(Stored data)
====

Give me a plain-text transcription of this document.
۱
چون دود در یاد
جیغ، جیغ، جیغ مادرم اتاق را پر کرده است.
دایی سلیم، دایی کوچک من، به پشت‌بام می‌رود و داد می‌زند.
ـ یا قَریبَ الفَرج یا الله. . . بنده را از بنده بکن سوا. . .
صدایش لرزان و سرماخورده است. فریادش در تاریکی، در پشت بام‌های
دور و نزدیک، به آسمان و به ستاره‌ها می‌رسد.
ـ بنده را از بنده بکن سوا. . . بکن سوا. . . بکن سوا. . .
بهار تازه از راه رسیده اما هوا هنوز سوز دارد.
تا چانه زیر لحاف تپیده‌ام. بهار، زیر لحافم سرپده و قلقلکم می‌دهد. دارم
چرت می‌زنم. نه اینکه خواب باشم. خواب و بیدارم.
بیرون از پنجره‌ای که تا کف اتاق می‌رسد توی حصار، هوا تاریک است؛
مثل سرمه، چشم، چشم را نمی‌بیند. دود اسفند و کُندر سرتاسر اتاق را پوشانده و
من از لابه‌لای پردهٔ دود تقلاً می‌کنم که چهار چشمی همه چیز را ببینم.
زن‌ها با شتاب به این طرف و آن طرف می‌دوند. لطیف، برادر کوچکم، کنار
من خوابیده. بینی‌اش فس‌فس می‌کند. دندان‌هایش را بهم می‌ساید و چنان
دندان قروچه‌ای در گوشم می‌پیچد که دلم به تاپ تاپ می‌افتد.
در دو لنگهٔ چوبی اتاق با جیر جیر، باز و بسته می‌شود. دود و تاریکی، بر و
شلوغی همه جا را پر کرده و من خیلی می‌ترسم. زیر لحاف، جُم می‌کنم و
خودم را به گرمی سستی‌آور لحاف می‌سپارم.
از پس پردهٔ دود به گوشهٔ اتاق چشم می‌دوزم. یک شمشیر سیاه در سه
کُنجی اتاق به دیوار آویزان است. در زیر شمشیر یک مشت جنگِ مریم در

====

_WORK REQUIRED_
Print the listing above in its entirety, with every line exact.

_FINISHED TASK_
Give me a plain-text transcription of this document.
۱
چون دود در یاد
جیغ، جیغ، جیغ مادرم اتاق را پر کرده است.
دایی سلیم، دایی کوچک من، به پشت‌بام می‌رود و داد می‌زند.
ـ یا قَریبَ الفَرج یا الله. . . بنده را از بنده بکن سوا. . .
صدایش لرزان و سرماخورده است. فریادش در تاریکی، در پشت بام‌های
دور و نزدیک، به آسمان و به ستاره‌ها می‌رسد.
ـ بنده را از بنده بکن سوا. . . بکن سوا. . . بکن سوا. . .
بهار تازه از راه رسیده اما هوا هنوز سوز دارد.
تا چانه زیر لحاف تپیده‌ام. بهار، زیر لحافم سرپده و قلقلکم می‌دهد. دارم
چرت می‌زنم. نه اینکه خواب باشم. خواب و بیدارم.
بیرون از پنجره‌ای که تا کف اتاق می‌رسد توی حصار، هوا تاریک است؛
مثل سرمه، چشم، چشم را نمی‌بیند. دود اسفند و کُندر سرتاسر اتاق را پوشانده و
من از لابه‌لای پردهٔ دود تقلاً می‌کنم که چهار چشمی همه چیز را ببینم.
زن‌ها با شتاب به این طرف و آن طرف می‌دوند. لطیف، برادر کوچکم، کنار
من خوابیده. بینی‌اش فس‌فس می‌کند. دندان‌هایش را بهم می‌ساید و چنان
دندان قروچه‌ای در گوشم می‌پیچد که دلم به تاپ تاپ می‌افتد.
در دو لنگهٔ چوبی اتاق با جیر جیر، باز و بسته می‌شود. دود و تاریکی، بر و
شلوغی همه جا را پر کرده و من خیلی می‌ترسم. زیر لحاف، جُم می‌کنم و
خودم را به گرمی سستی‌آور لحاف می‌سپارم.
از پس پردهٔ دود به گوشهٔ اتاق چشم می‌دوزم. یک شمشیر سیاه در سه
کُنجی اتاق به دیوار آویزان است. در زیر شمشیر یک مشت جنگِ مریم در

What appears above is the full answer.